== LISTED RECORDS ==
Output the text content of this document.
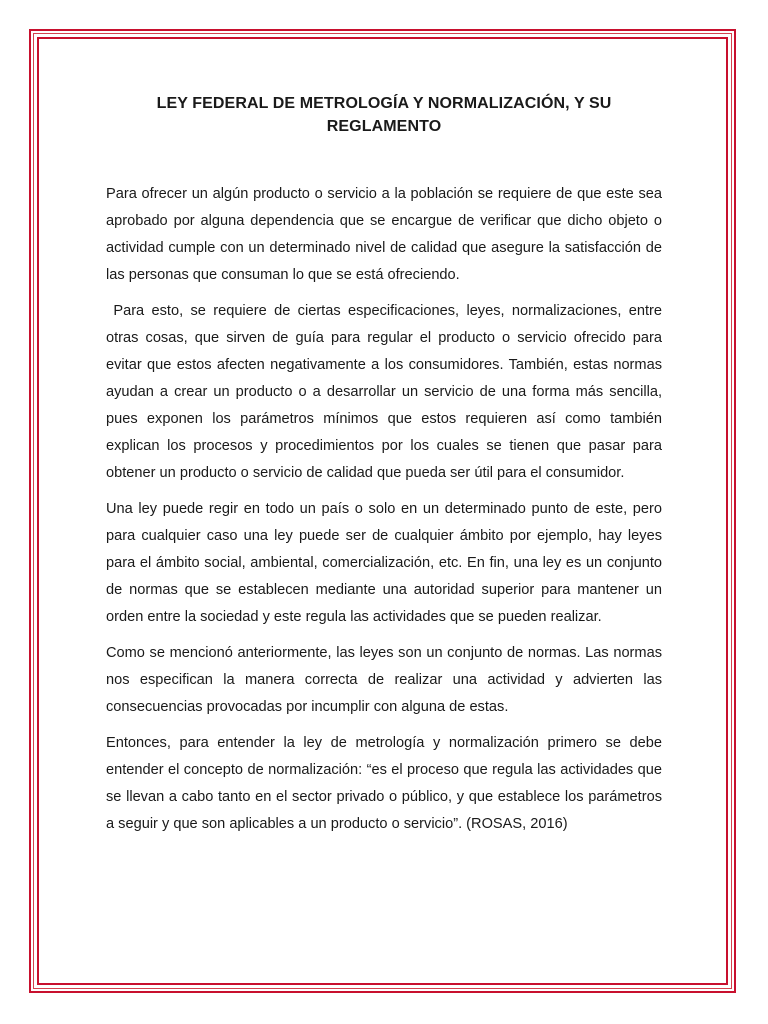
LEY FEDERAL DE METROLOGÍA Y NORMALIZACIÓN, Y SU REGLAMENTO

Para ofrecer un algún producto o servicio a la población se requiere de que este sea aprobado por alguna dependencia que se encargue de verificar que dicho objeto o actividad cumple con un determinado nivel de calidad que asegure la satisfacción de las personas que consuman lo que se está ofreciendo.

Para esto, se requiere de ciertas especificaciones, leyes, normalizaciones, entre otras cosas, que sirven de guía para regular el producto o servicio ofrecido para evitar que estos afecten negativamente a los consumidores. También, estas normas ayudan a crear un producto o a desarrollar un servicio de una forma más sencilla, pues exponen los parámetros mínimos que estos requieren así como también explican los procesos y procedimientos por los cuales se tienen que pasar para obtener un producto o servicio de calidad que pueda ser útil para el consumidor.

Una ley puede regir en todo un país o solo en un determinado punto de este, pero para cualquier caso una ley puede ser de cualquier ámbito por ejemplo, hay leyes para el ámbito social, ambiental, comercialización, etc. En fin, una ley es un conjunto de normas que se establecen mediante una autoridad superior para mantener un orden entre la sociedad y este regula las actividades que se pueden realizar.

Como se mencionó anteriormente, las leyes son un conjunto de normas. Las normas nos especifican la manera correcta de realizar una actividad y advierten las consecuencias provocadas por incumplir con alguna de estas.

Entonces, para entender la ley de metrología y normalización primero se debe entender el concepto de normalización: “es el proceso que regula las actividades que se llevan a cabo tanto en el sector privado o público, y que establece los parámetros a seguir y que son aplicables a un producto o servicio”. (ROSAS, 2016)
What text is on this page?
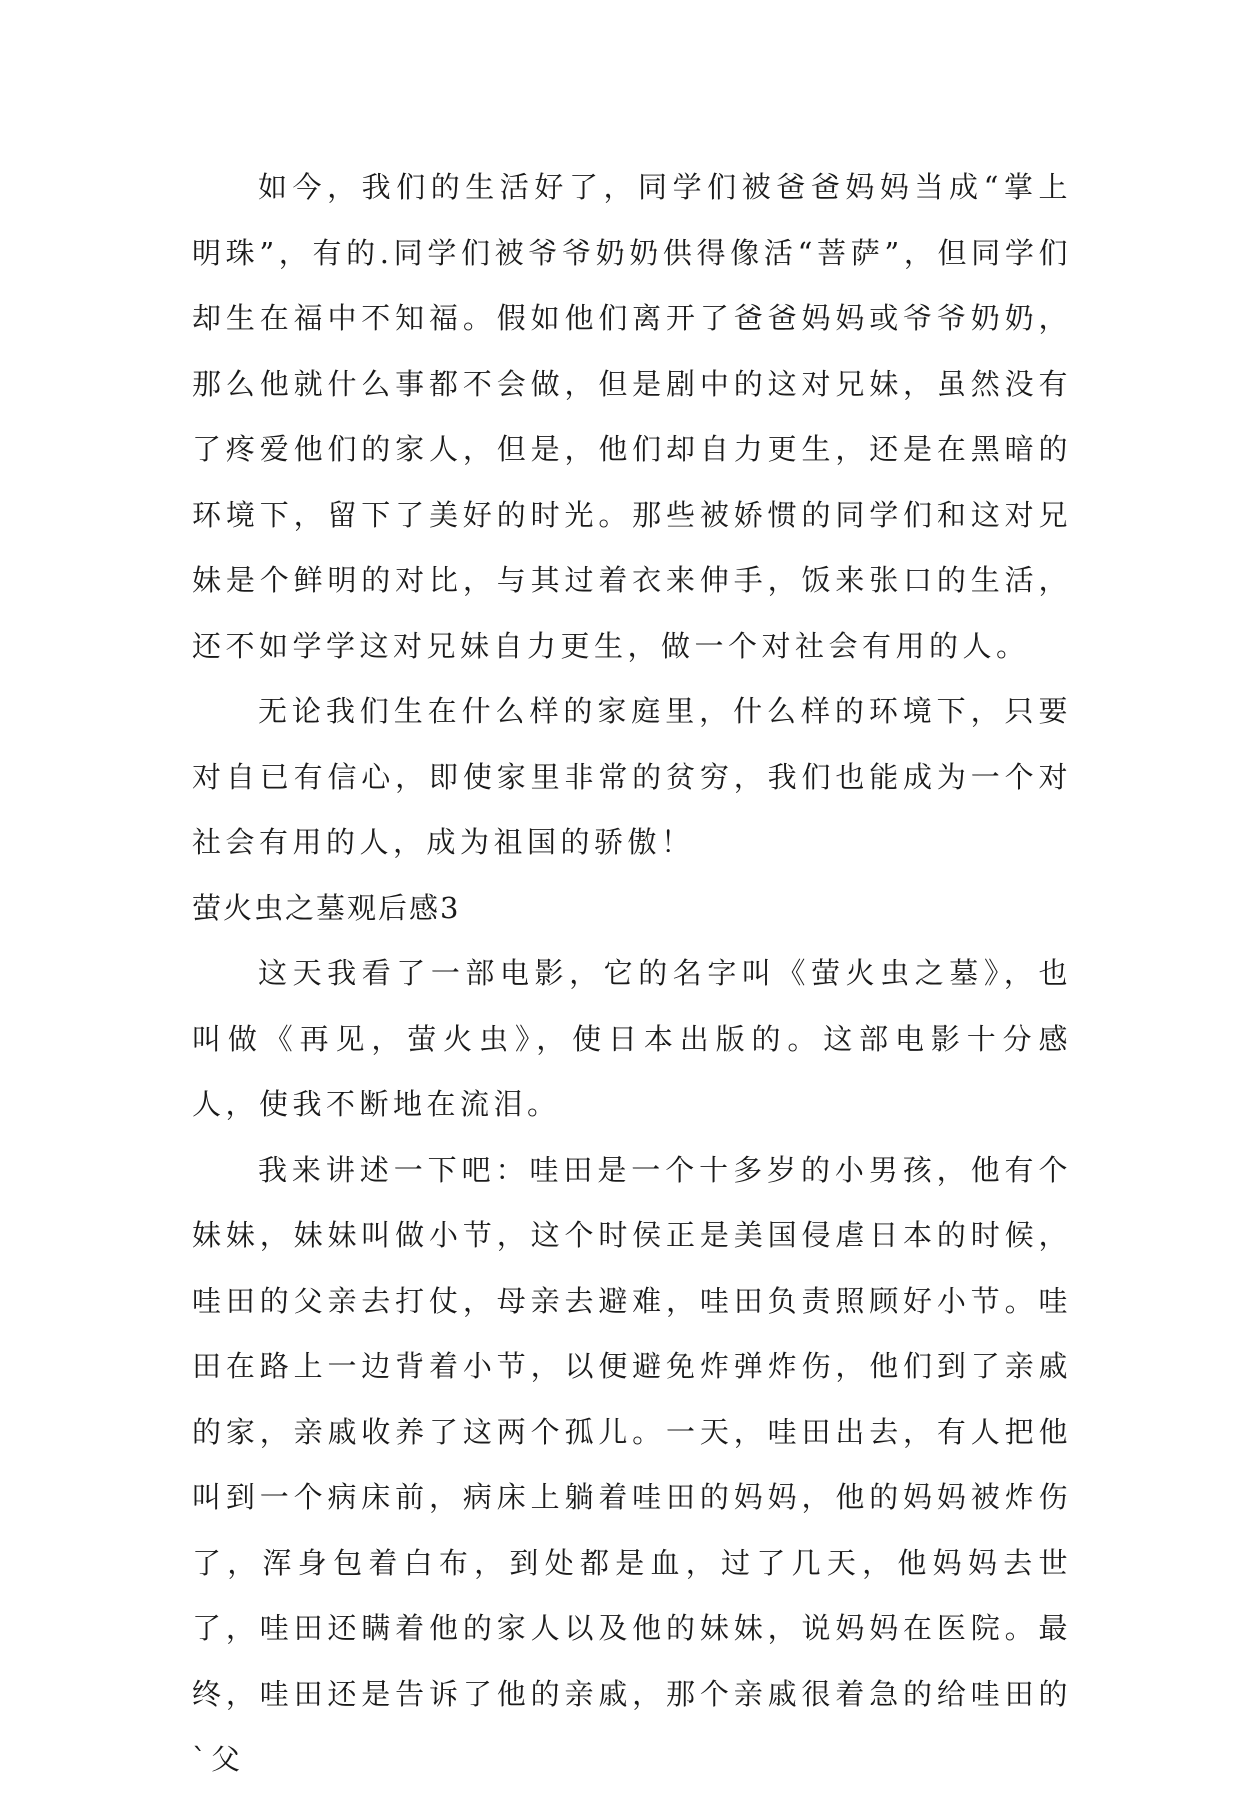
如今，我们的生活好了，同学们被爸爸妈妈当成“掌上明珠”，有的.同学们被爷爷奶奶供得像活“菩萨”，但同学们却生在福中不知福。假如他们离开了爸爸妈妈或爷爷奶奶，那么他就什么事都不会做，但是剧中的这对兄妹，虽然没有了疼爱他们的家人，但是，他们却自力更生，还是在黑暗的环境下，留下了美好的时光。那些被娇惯的同学们和这对兄妹是个鲜明的对比，与其过着衣来伸手，饭来张口的生活，还不如学学这对兄妹自力更生，做一个对社会有用的人。

无论我们生在什么样的家庭里，什么样的环境下，只要对自已有信心，即使家里非常的贫穷，我们也能成为一个对社会有用的人，成为祖国的骄傲！

萤火虫之墓观后感3

这天我看了一部电影，它的名字叫《萤火虫之墓》，也叫做《再见，萤火虫》，使日本出版的。这部电影十分感人，使我不断地在流泪。

我来讲述一下吧：哇田是一个十多岁的小男孩，他有个妹妹，妹妹叫做小节，这个时侯正是美国侵虐日本的时候，哇田的父亲去打仗，母亲去避难，哇田负责照顾好小节。哇田在路上一边背着小节，以便避免炸弹炸伤，他们到了亲戚的家，亲戚收养了这两个孤儿。一天，哇田出去，有人把他叫到一个病床前，病床上躺着哇田的妈妈，他的妈妈被炸伤了，浑身包着白布，到处都是血，过了几天，他妈妈去世了，哇田还瞒着他的家人以及他的妹妹，说妈妈在医院。最终，哇田还是告诉了他的亲戚，那个亲戚很着急的给哇田的`父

== REQUIREMENT ==
Exclude the pictures. Write out the remaining data exactly.

== EXERCISE RESULT ==
Output the text content of this document.
LEY FEDERAL DE METROLOGÍA Y NORMALIZACIÓN, Y SU REGLAMENTO

Para ofrecer un algún producto o servicio a la población se requiere de que este sea aprobado por alguna dependencia que se encargue de verificar que dicho objeto o actividad cumple con un determinado nivel de calidad que asegure la satisfacción de las personas que consuman lo que se está ofreciendo.

Para esto, se requiere de ciertas especificaciones, leyes, normalizaciones, entre otras cosas, que sirven de guía para regular el producto o servicio ofrecido para evitar que estos afecten negativamente a los consumidores. También, estas normas ayudan a crear un producto o a desarrollar un servicio de una forma más sencilla, pues exponen los parámetros mínimos que estos requieren así como también explican los procesos y procedimientos por los cuales se tienen que pasar para obtener un producto o servicio de calidad que pueda ser útil para el consumidor.

Una ley puede regir en todo un país o solo en un determinado punto de este, pero para cualquier caso una ley puede ser de cualquier ámbito por ejemplo, hay leyes para el ámbito social, ambiental, comercialización, etc. En fin, una ley es un conjunto de normas que se establecen mediante una autoridad superior para mantener un orden entre la sociedad y este regula las actividades que se pueden realizar.

Como se mencionó anteriormente, las leyes son un conjunto de normas. Las normas nos especifican la manera correcta de realizar una actividad y advierten las consecuencias provocadas por incumplir con alguna de estas.

Entonces, para entender la ley de metrología y normalización primero se debe entender el concepto de normalización: “es el proceso que regula las actividades que se llevan a cabo tanto en el sector privado o público, y que establece los parámetros a seguir y que son aplicables a un producto o servicio”. (ROSAS, 2016)
What text is on this page?
如今，我们的生活好了，同学们被爸爸妈妈当成“掌上明珠”，有的.同学们被爷爷奶奶供得像活“菩萨”，但同学们却生在福中不知福。假如他们离开了爸爸妈妈或爷爷奶奶，那么他就什么事都不会做，但是剧中的这对兄妹，虽然没有了疼爱他们的家人，但是，他们却自力更生，还是在黑暗的环境下，留下了美好的时光。那些被娇惯的同学们和这对兄妹是个鲜明的对比，与其过着衣来伸手，饭来张口的生活，还不如学学这对兄妹自力更生，做一个对社会有用的人。

无论我们生在什么样的家庭里，什么样的环境下，只要对自已有信心，即使家里非常的贫穷，我们也能成为一个对社会有用的人，成为祖国的骄傲！

萤火虫之墓观后感3

这天我看了一部电影，它的名字叫《萤火虫之墓》，也叫做《再见，萤火虫》，使日本出版的。这部电影十分感人，使我不断地在流泪。

我来讲述一下吧：哇田是一个十多岁的小男孩，他有个妹妹，妹妹叫做小节，这个时侯正是美国侵虐日本的时候，哇田的父亲去打仗，母亲去避难，哇田负责照顾好小节。哇田在路上一边背着小节，以便避免炸弹炸伤，他们到了亲戚的家，亲戚收养了这两个孤儿。一天，哇田出去，有人把他叫到一个病床前，病床上躺着哇田的妈妈，他的妈妈被炸伤了，浑身包着白布，到处都是血，过了几天，他妈妈去世了，哇田还瞒着他的家人以及他的妹妹，说妈妈在医院。最终，哇田还是告诉了他的亲戚，那个亲戚很着急的给哇田的`父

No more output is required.